- _EXERCISE DIRECTIONS_
Return each entry exactly, omitting nothing.

- _RECORDS_
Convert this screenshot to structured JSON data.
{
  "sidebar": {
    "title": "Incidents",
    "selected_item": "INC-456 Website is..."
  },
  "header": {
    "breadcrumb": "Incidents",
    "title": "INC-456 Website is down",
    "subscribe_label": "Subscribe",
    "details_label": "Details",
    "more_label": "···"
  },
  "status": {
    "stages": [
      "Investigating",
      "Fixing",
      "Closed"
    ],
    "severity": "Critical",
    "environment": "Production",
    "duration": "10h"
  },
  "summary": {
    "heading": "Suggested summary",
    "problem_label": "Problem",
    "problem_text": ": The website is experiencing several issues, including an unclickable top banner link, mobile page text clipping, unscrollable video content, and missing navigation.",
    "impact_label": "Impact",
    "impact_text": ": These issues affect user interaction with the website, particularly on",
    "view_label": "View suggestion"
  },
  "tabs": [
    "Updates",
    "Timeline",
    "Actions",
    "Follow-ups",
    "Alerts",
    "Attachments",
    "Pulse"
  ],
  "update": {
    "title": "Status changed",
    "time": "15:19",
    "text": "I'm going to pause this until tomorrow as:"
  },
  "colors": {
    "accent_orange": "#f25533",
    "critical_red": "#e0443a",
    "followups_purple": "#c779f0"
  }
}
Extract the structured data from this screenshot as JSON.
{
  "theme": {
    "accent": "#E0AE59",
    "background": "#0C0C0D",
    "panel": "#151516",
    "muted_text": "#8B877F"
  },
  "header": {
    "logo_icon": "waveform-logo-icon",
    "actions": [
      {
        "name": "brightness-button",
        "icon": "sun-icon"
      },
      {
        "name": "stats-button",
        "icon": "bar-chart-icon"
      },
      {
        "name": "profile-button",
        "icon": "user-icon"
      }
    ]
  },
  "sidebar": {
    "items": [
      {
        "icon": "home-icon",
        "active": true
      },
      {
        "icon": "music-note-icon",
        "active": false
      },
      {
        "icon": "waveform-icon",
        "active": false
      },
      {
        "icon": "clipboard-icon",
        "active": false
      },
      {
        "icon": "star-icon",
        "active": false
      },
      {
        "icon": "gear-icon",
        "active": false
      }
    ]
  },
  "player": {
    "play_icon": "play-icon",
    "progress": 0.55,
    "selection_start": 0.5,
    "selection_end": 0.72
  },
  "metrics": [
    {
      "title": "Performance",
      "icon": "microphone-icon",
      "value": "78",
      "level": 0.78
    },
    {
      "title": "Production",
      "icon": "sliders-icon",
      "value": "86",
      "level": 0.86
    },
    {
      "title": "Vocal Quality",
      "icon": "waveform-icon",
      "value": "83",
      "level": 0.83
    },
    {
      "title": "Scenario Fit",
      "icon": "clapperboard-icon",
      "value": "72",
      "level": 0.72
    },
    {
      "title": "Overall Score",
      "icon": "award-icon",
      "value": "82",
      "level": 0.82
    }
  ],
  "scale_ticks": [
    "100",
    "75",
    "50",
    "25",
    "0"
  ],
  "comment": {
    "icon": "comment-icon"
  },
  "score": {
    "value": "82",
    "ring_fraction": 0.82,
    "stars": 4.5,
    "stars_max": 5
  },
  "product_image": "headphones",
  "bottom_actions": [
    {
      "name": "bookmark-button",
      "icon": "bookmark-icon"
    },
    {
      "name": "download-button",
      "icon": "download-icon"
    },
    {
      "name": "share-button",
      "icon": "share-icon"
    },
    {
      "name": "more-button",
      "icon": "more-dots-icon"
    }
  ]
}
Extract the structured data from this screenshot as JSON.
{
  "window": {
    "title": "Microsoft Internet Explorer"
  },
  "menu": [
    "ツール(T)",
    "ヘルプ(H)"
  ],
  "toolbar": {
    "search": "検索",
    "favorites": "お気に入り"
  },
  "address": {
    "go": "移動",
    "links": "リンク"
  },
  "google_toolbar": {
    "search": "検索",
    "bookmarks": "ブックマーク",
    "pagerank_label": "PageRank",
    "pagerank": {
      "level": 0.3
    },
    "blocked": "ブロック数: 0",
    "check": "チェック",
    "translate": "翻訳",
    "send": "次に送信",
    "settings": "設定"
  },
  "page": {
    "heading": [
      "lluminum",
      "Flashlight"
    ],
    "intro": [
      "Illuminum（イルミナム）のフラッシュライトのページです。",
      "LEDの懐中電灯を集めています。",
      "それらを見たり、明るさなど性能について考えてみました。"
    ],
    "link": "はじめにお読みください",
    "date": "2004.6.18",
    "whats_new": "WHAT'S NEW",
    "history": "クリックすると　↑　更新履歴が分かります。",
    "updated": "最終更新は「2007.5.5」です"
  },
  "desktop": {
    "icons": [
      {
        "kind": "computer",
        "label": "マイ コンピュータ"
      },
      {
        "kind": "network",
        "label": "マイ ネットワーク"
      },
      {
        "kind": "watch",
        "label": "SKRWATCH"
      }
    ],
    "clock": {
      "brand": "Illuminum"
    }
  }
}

- _PROBLEM SOLUTION_
Convert this screenshot to structured JSON data.
{
  "sidebar": {
    "title": "Incidents",
    "selected_item": "INC-456 Website is..."
  },
  "header": {
    "breadcrumb": "Incidents",
    "title": "INC-456 Website is down",
    "subscribe_label": "Subscribe",
    "details_label": "Details",
    "more_label": "···"
  },
  "status": {
    "stages": [
      "Investigating",
      "Fixing",
      "Closed"
    ],
    "severity": "Critical",
    "environment": "Production",
    "duration": "10h"
  },
  "summary": {
    "heading": "Suggested summary",
    "problem_label": "Problem",
    "problem_text": ": The website is experiencing several issues, including an unclickable top banner link, mobile page text clipping, unscrollable video content, and missing navigation.",
    "impact_label": "Impact",
    "impact_text": ": These issues affect user interaction with the website, particularly on",
    "view_label": "View suggestion"
  },
  "tabs": [
    "Updates",
    "Timeline",
    "Actions",
    "Follow-ups",
    "Alerts",
    "Attachments",
    "Pulse"
  ],
  "update": {
    "title": "Status changed",
    "time": "15:19",
    "text": "I'm going to pause this until tomorrow as:"
  },
  "colors": {
    "accent_orange": "#f25533",
    "critical_red": "#e0443a",
    "followups_purple": "#c779f0"
  }
}
Extract the structured data from this screenshot as JSON.
{
  "theme": {
    "accent": "#E0AE59",
    "background": "#0C0C0D",
    "panel": "#151516",
    "muted_text": "#8B877F"
  },
  "header": {
    "logo_icon": "waveform-logo-icon",
    "actions": [
      {
        "name": "brightness-button",
        "icon": "sun-icon"
      },
      {
        "name": "stats-button",
        "icon": "bar-chart-icon"
      },
      {
        "name": "profile-button",
        "icon": "user-icon"
      }
    ]
  },
  "sidebar": {
    "items": [
      {
        "icon": "home-icon",
        "active": true
      },
      {
        "icon": "music-note-icon",
        "active": false
      },
      {
        "icon": "waveform-icon",
        "active": false
      },
      {
        "icon": "clipboard-icon",
        "active": false
      },
      {
        "icon": "star-icon",
        "active": false
      },
      {
        "icon": "gear-icon",
        "active": false
      }
    ]
  },
  "player": {
    "play_icon": "play-icon",
    "progress": 0.55,
    "selection_start": 0.5,
    "selection_end": 0.72
  },
  "metrics": [
    {
      "title": "Performance",
      "icon": "microphone-icon",
      "value": "78",
      "level": 0.78
    },
    {
      "title": "Production",
      "icon": "sliders-icon",
      "value": "86",
      "level": 0.86
    },
    {
      "title": "Vocal Quality",
      "icon": "waveform-icon",
      "value": "83",
      "level": 0.83
    },
    {
      "title": "Scenario Fit",
      "icon": "clapperboard-icon",
      "value": "72",
      "level": 0.72
    },
    {
      "title": "Overall Score",
      "icon": "award-icon",
      "value": "82",
      "level": 0.82
    }
  ],
  "scale_ticks": [
    "100",
    "75",
    "50",
    "25",
    "0"
  ],
  "comment": {
    "icon": "comment-icon"
  },
  "score": {
    "value": "82",
    "ring_fraction": 0.82,
    "stars": 4.5,
    "stars_max": 5
  },
  "product_image": "headphones",
  "bottom_actions": [
    {
      "name": "bookmark-button",
      "icon": "bookmark-icon"
    },
    {
      "name": "download-button",
      "icon": "download-icon"
    },
    {
      "name": "share-button",
      "icon": "share-icon"
    },
    {
      "name": "more-button",
      "icon": "more-dots-icon"
    }
  ]
}
Extract the structured data from this screenshot as JSON.
{
  "window": {
    "title": "Microsoft Internet Explorer"
  },
  "menu": [
    "ツール(T)",
    "ヘルプ(H)"
  ],
  "toolbar": {
    "search": "検索",
    "favorites": "お気に入り"
  },
  "address": {
    "go": "移動",
    "links": "リンク"
  },
  "google_toolbar": {
    "search": "検索",
    "bookmarks": "ブックマーク",
    "pagerank_label": "PageRank",
    "pagerank": {
      "level": 0.3
    },
    "blocked": "ブロック数: 0",
    "check": "チェック",
    "translate": "翻訳",
    "send": "次に送信",
    "settings": "設定"
  },
  "page": {
    "heading": [
      "lluminum",
      "Flashlight"
    ],
    "intro": [
      "Illuminum（イルミナム）のフラッシュライトのページです。",
      "LEDの懐中電灯を集めています。",
      "それらを見たり、明るさなど性能について考えてみました。"
    ],
    "link": "はじめにお読みください",
    "date": "2004.6.18",
    "whats_new": "WHAT'S NEW",
    "history": "クリックすると　↑　更新履歴が分かります。",
    "updated": "最終更新は「2007.5.5」です"
  },
  "desktop": {
    "icons": [
      {
        "kind": "computer",
        "label": "マイ コンピュータ"
      },
      {
        "kind": "network",
        "label": "マイ ネットワーク"
      },
      {
        "kind": "watch",
        "label": "SKRWATCH"
      }
    ],
    "clock": {
      "brand": "Illuminum"
    }
  }
}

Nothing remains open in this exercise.